Short task: Reproduce the material below word for word, leaving out the pictures.

─── Data supplied

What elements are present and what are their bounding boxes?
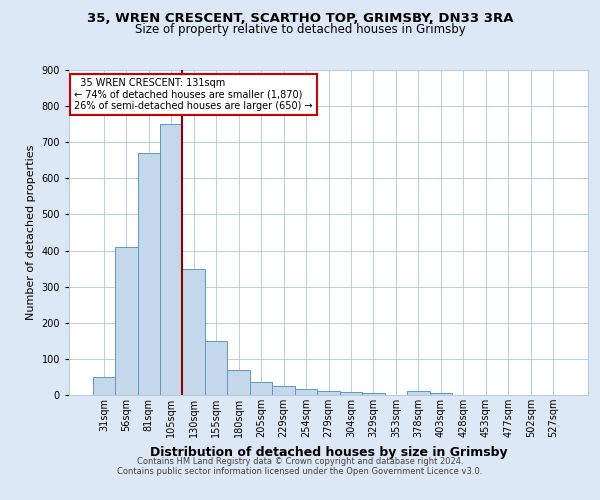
Text: Size of property relative to detached houses in Grimsby: Size of property relative to detached ho…: [134, 23, 466, 36]
Text: 35, WREN CRESCENT, SCARTHO TOP, GRIMSBY, DN33 3RA: 35, WREN CRESCENT, SCARTHO TOP, GRIMSBY,…: [87, 12, 513, 26]
Bar: [92, 377, 115, 395]
Text: Contains HM Land Registry data © Crown copyright and database right 2024.: Contains HM Land Registry data © Crown c…: [137, 458, 463, 466]
Bar: [115, 247, 137, 395]
Bar: [272, 386, 295, 395]
Bar: [137, 153, 160, 395]
Y-axis label: Number of detached properties: Number of detached properties: [26, 145, 36, 320]
Bar: [160, 124, 182, 395]
Bar: [362, 393, 385, 395]
Bar: [182, 268, 205, 395]
Bar: [407, 392, 430, 395]
Bar: [317, 392, 340, 395]
Bar: [430, 393, 452, 395]
X-axis label: Distribution of detached houses by size in Grimsby: Distribution of detached houses by size …: [149, 446, 508, 458]
Text: 35 WREN CRESCENT: 131sqm
← 74% of detached houses are smaller (1,870)
26% of sem: 35 WREN CRESCENT: 131sqm ← 74% of detach…: [74, 78, 313, 112]
Bar: [205, 341, 227, 395]
Bar: [340, 392, 362, 395]
Bar: [227, 370, 250, 395]
Text: Contains public sector information licensed under the Open Government Licence v3: Contains public sector information licen…: [118, 466, 482, 475]
Bar: [295, 388, 317, 395]
Bar: [250, 382, 272, 395]
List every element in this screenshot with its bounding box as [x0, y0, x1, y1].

──────

Result:
What elements are present and what are their bounding boxes?
Text: Size of property relative to detached houses in Grimsby: Size of property relative to detached ho…: [134, 23, 466, 36]
Text: 35, WREN CRESCENT, SCARTHO TOP, GRIMSBY, DN33 3RA: 35, WREN CRESCENT, SCARTHO TOP, GRIMSBY,…: [87, 12, 513, 26]
Bar: [92, 377, 115, 395]
Text: Contains HM Land Registry data © Crown copyright and database right 2024.: Contains HM Land Registry data © Crown c…: [137, 458, 463, 466]
Bar: [115, 247, 137, 395]
Bar: [272, 386, 295, 395]
Bar: [137, 153, 160, 395]
Y-axis label: Number of detached properties: Number of detached properties: [26, 145, 36, 320]
Bar: [160, 124, 182, 395]
Bar: [362, 393, 385, 395]
Bar: [182, 268, 205, 395]
Bar: [407, 392, 430, 395]
Bar: [317, 392, 340, 395]
Bar: [430, 393, 452, 395]
X-axis label: Distribution of detached houses by size in Grimsby: Distribution of detached houses by size …: [149, 446, 508, 458]
Text: 35 WREN CRESCENT: 131sqm
← 74% of detached houses are smaller (1,870)
26% of sem: 35 WREN CRESCENT: 131sqm ← 74% of detach…: [74, 78, 313, 112]
Bar: [205, 341, 227, 395]
Bar: [340, 392, 362, 395]
Bar: [227, 370, 250, 395]
Text: Contains public sector information licensed under the Open Government Licence v3: Contains public sector information licen…: [118, 466, 482, 475]
Bar: [295, 388, 317, 395]
Bar: [250, 382, 272, 395]
List every element in this screenshot with its bounding box as [x0, y0, x1, y1].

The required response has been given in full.